→ **Directions**
Take the material below and retype it in full; pictures are left out.

→ **Record list**

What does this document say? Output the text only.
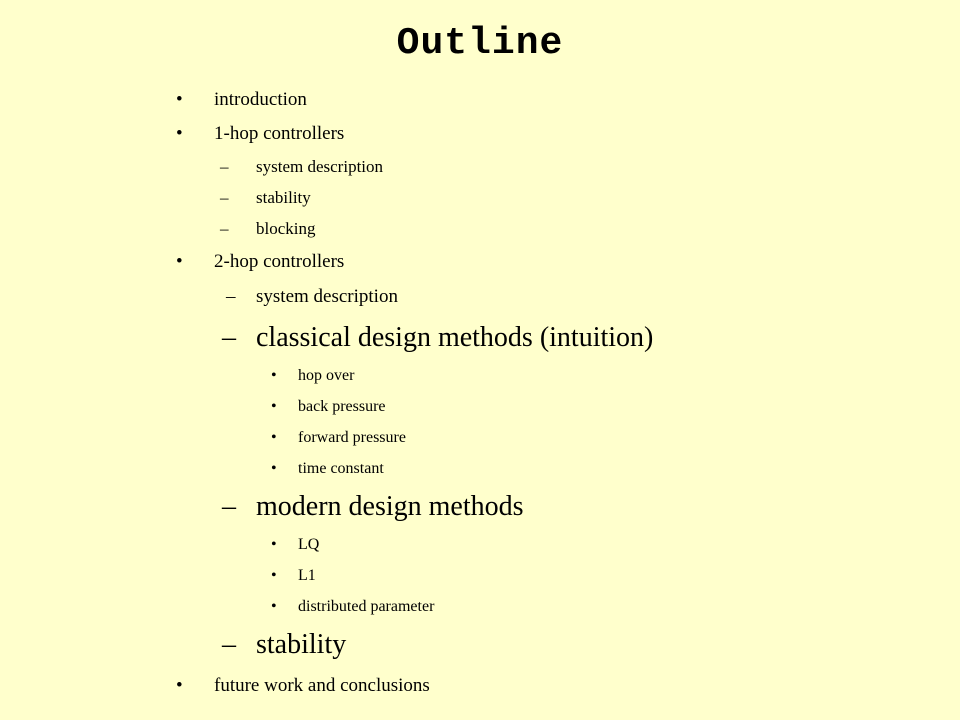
Outline
• introduction
• 1-hop controllers
– system description
– stability
– blocking
• 2-hop controllers
– system description
– classical design methods (intuition)
• hop over
• back pressure
• forward pressure
• time constant
– modern design methods
• LQ
• L1
• distributed parameter
– stability
• future work and conclusions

→ **Task output**
What does this document say? Output the text only.
Outline
• introduction
• 1-hop controllers
– system description
– stability
– blocking
• 2-hop controllers
– system description
– classical design methods (intuition)
• hop over
• back pressure
• forward pressure
• time constant
– modern design methods
• LQ
• L1
• distributed parameter
– stability
• future work and conclusions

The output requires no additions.